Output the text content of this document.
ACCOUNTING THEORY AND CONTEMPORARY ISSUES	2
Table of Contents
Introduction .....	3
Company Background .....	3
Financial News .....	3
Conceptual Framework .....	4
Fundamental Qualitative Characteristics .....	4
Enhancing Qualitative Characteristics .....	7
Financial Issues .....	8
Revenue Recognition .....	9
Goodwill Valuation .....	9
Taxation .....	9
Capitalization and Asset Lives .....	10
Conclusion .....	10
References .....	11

**AIM**
Quote every line of the data, word for word.

**WRITTEN ANSWER**
Output the text content of this document.
ACCOUNTING THEORY AND CONTEMPORARY ISSUES	2
Table of Contents
Introduction .....	3
Company Background .....	3
Financial News .....	3
Conceptual Framework .....	4
Fundamental Qualitative Characteristics .....	4
Enhancing Qualitative Characteristics .....	7
Financial Issues .....	8
Revenue Recognition .....	9
Goodwill Valuation .....	9
Taxation .....	9
Capitalization and Asset Lives .....	10
Conclusion .....	10
References .....	11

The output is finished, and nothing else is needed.